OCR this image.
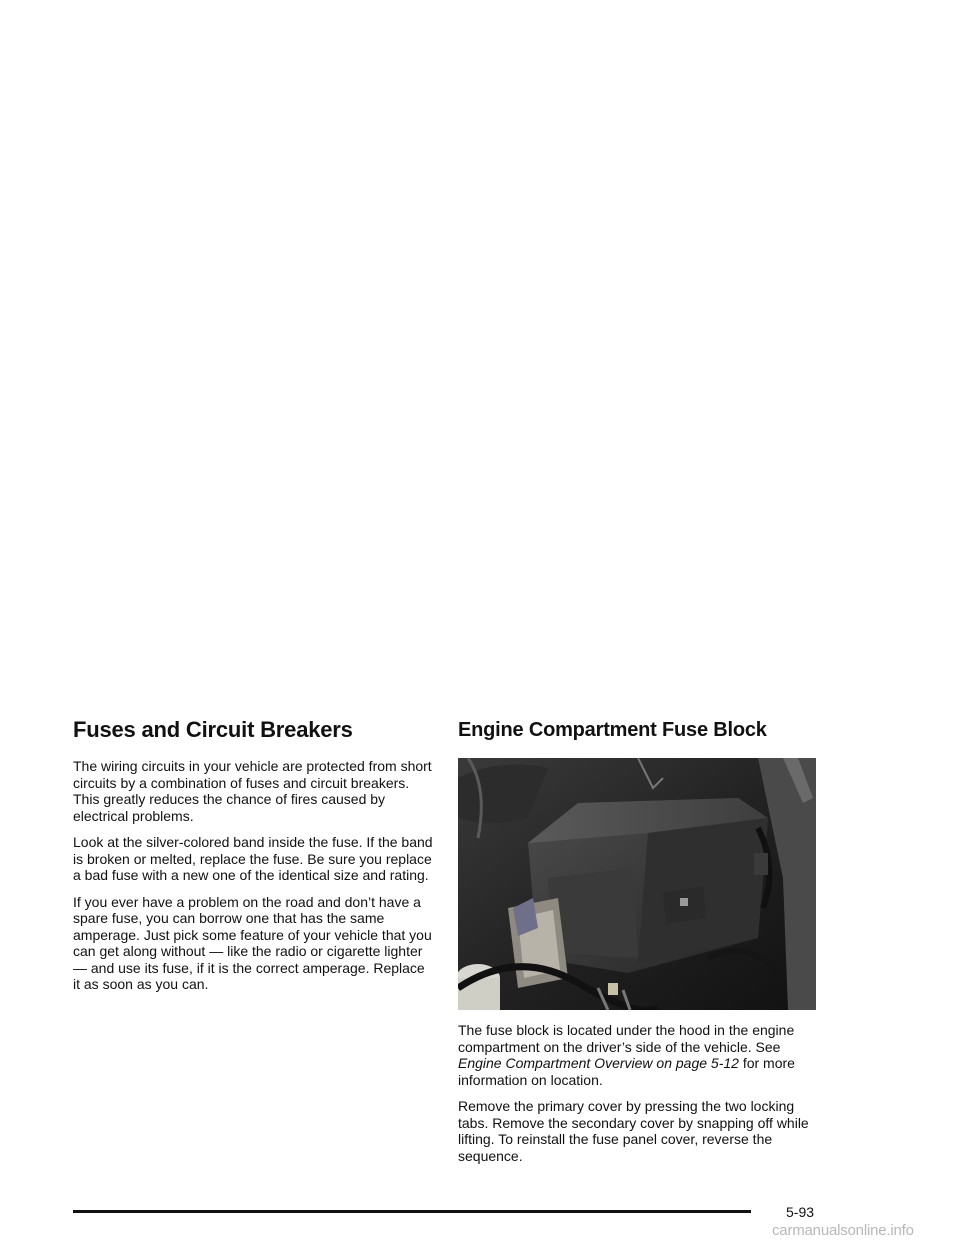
Fuses and Circuit Breakers

The wiring circuits in your vehicle are protected from short circuits by a combination of fuses and circuit breakers. This greatly reduces the chance of fires caused by electrical problems.

Look at the silver-colored band inside the fuse. If the band is broken or melted, replace the fuse. Be sure you replace a bad fuse with a new one of the identical size and rating.

If you ever have a problem on the road and don’t have a spare fuse, you can borrow one that has the same amperage. Just pick some feature of your vehicle that you can get along without — like the radio or cigarette lighter— and use its fuse, if it is the correct amperage. Replace it as soon as you can.

Engine Compartment Fuse Block

The fuse block is located under the hood in the engine compartment on the driver’s side of the vehicle. See Engine Compartment Overview on page 5-12 for more information on location.

Remove the primary cover by pressing the two locking tabs. Remove the secondary cover by snapping off while lifting. To reinstall the fuse panel cover, reverse the sequence.

5-93
carmanualsonline.info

******

• [Stated task]: Extract the text of all the records above verbatim, excluding pictures.

• [Result of the exercise]:
OCR this image.
Fuses and Circuit Breakers

The wiring circuits in your vehicle are protected from short circuits by a combination of fuses and circuit breakers. This greatly reduces the chance of fires caused by electrical problems.

Look at the silver-colored band inside the fuse. If the band is broken or melted, replace the fuse. Be sure you replace a bad fuse with a new one of the identical size and rating.

If you ever have a problem on the road and don’t have a spare fuse, you can borrow one that has the same amperage. Just pick some feature of your vehicle that you can get along without — like the radio or cigarette lighter— and use its fuse, if it is the correct amperage. Replace it as soon as you can.

Engine Compartment Fuse Block

The fuse block is located under the hood in the engine compartment on the driver’s side of the vehicle. See Engine Compartment Overview on page 5-12 for more information on location.

Remove the primary cover by pressing the two locking tabs. Remove the secondary cover by snapping off while lifting. To reinstall the fuse panel cover, reverse the sequence.

5-93
carmanualsonline.info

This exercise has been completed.